(Records excerpted from a collection)
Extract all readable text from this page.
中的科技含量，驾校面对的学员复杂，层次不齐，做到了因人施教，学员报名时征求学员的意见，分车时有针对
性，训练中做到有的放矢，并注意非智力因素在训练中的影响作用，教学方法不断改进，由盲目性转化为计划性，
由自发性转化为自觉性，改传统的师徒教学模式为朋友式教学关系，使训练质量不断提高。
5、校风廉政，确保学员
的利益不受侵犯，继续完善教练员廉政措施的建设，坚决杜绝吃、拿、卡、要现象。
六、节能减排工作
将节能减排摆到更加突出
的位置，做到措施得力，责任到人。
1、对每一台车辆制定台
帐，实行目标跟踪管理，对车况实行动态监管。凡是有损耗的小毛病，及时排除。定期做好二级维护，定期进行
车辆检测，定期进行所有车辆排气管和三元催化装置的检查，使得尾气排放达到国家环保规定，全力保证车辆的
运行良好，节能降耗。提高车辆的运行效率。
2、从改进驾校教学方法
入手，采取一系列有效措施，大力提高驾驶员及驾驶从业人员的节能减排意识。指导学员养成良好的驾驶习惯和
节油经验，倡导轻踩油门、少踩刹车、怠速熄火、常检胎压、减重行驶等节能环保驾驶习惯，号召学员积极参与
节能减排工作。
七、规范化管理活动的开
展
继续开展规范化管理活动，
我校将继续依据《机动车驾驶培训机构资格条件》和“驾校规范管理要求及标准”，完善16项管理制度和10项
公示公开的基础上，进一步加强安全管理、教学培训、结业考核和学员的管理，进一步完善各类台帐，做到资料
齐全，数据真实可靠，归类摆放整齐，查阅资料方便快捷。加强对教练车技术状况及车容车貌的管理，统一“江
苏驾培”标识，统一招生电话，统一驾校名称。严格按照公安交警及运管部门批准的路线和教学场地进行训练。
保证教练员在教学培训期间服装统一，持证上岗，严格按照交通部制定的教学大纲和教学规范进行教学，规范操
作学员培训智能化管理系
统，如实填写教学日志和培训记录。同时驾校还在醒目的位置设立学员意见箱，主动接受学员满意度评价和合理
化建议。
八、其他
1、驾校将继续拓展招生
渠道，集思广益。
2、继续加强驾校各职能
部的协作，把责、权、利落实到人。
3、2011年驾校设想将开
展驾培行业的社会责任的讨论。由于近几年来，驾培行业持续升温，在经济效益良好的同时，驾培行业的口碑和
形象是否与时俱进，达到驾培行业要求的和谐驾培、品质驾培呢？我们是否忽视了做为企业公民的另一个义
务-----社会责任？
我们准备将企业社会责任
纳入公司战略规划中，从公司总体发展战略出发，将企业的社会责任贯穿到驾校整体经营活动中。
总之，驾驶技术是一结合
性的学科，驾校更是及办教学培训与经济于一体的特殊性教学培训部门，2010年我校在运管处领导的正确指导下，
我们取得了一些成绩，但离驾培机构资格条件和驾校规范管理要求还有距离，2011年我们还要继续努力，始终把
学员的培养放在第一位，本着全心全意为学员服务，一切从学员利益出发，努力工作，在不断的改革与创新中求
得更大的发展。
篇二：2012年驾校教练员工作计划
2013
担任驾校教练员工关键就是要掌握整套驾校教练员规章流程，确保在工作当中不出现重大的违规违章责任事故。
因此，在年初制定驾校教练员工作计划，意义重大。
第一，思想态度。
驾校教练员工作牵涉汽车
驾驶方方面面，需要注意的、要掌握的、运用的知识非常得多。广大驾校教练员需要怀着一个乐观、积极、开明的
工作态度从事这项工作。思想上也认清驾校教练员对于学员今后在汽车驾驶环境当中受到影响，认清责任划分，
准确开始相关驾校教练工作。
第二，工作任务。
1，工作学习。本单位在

Exercise aim: Write out each line of the data above again, exactly as given.

Response to this task:
Extract all readable text from this page.
中的科技含量，驾校面对的学员复杂，层次不齐，做到了因人施教，学员报名时征求学员的意见，分车时有针对
性，训练中做到有的放矢，并注意非智力因素在训练中的影响作用，教学方法不断改进，由盲目性转化为计划性，
由自发性转化为自觉性，改传统的师徒教学模式为朋友式教学关系，使训练质量不断提高。
5、校风廉政，确保学员
的利益不受侵犯，继续完善教练员廉政措施的建设，坚决杜绝吃、拿、卡、要现象。
六、节能减排工作
将节能减排摆到更加突出
的位置，做到措施得力，责任到人。
1、对每一台车辆制定台
帐，实行目标跟踪管理，对车况实行动态监管。凡是有损耗的小毛病，及时排除。定期做好二级维护，定期进行
车辆检测，定期进行所有车辆排气管和三元催化装置的检查，使得尾气排放达到国家环保规定，全力保证车辆的
运行良好，节能降耗。提高车辆的运行效率。
2、从改进驾校教学方法
入手，采取一系列有效措施，大力提高驾驶员及驾驶从业人员的节能减排意识。指导学员养成良好的驾驶习惯和
节油经验，倡导轻踩油门、少踩刹车、怠速熄火、常检胎压、减重行驶等节能环保驾驶习惯，号召学员积极参与
节能减排工作。
七、规范化管理活动的开
展
继续开展规范化管理活动，
我校将继续依据《机动车驾驶培训机构资格条件》和“驾校规范管理要求及标准”，完善16项管理制度和10项
公示公开的基础上，进一步加强安全管理、教学培训、结业考核和学员的管理，进一步完善各类台帐，做到资料
齐全，数据真实可靠，归类摆放整齐，查阅资料方便快捷。加强对教练车技术状况及车容车貌的管理，统一“江
苏驾培”标识，统一招生电话，统一驾校名称。严格按照公安交警及运管部门批准的路线和教学场地进行训练。
保证教练员在教学培训期间服装统一，持证上岗，严格按照交通部制定的教学大纲和教学规范进行教学，规范操
作学员培训智能化管理系
统，如实填写教学日志和培训记录。同时驾校还在醒目的位置设立学员意见箱，主动接受学员满意度评价和合理
化建议。
八、其他
1、驾校将继续拓展招生
渠道，集思广益。
2、继续加强驾校各职能
部的协作，把责、权、利落实到人。
3、2011年驾校设想将开
展驾培行业的社会责任的讨论。由于近几年来，驾培行业持续升温，在经济效益良好的同时，驾培行业的口碑和
形象是否与时俱进，达到驾培行业要求的和谐驾培、品质驾培呢？我们是否忽视了做为企业公民的另一个义
务-----社会责任？
我们准备将企业社会责任
纳入公司战略规划中，从公司总体发展战略出发，将企业的社会责任贯穿到驾校整体经营活动中。
总之，驾驶技术是一结合
性的学科，驾校更是及办教学培训与经济于一体的特殊性教学培训部门，2010年我校在运管处领导的正确指导下，
我们取得了一些成绩，但离驾培机构资格条件和驾校规范管理要求还有距离，2011年我们还要继续努力，始终把
学员的培养放在第一位，本着全心全意为学员服务，一切从学员利益出发，努力工作，在不断的改革与创新中求
得更大的发展。
篇二：2012年驾校教练员工作计划
2013
担任驾校教练员工关键就是要掌握整套驾校教练员规章流程，确保在工作当中不出现重大的违规违章责任事故。
因此，在年初制定驾校教练员工作计划，意义重大。
第一，思想态度。
驾校教练员工作牵涉汽车
驾驶方方面面，需要注意的、要掌握的、运用的知识非常得多。广大驾校教练员需要怀着一个乐观、积极、开明的
工作态度从事这项工作。思想上也认清驾校教练员对于学员今后在汽车驾驶环境当中受到影响，认清责任划分，
准确开始相关驾校教练工作。
第二，工作任务。
1，工作学习。本单位在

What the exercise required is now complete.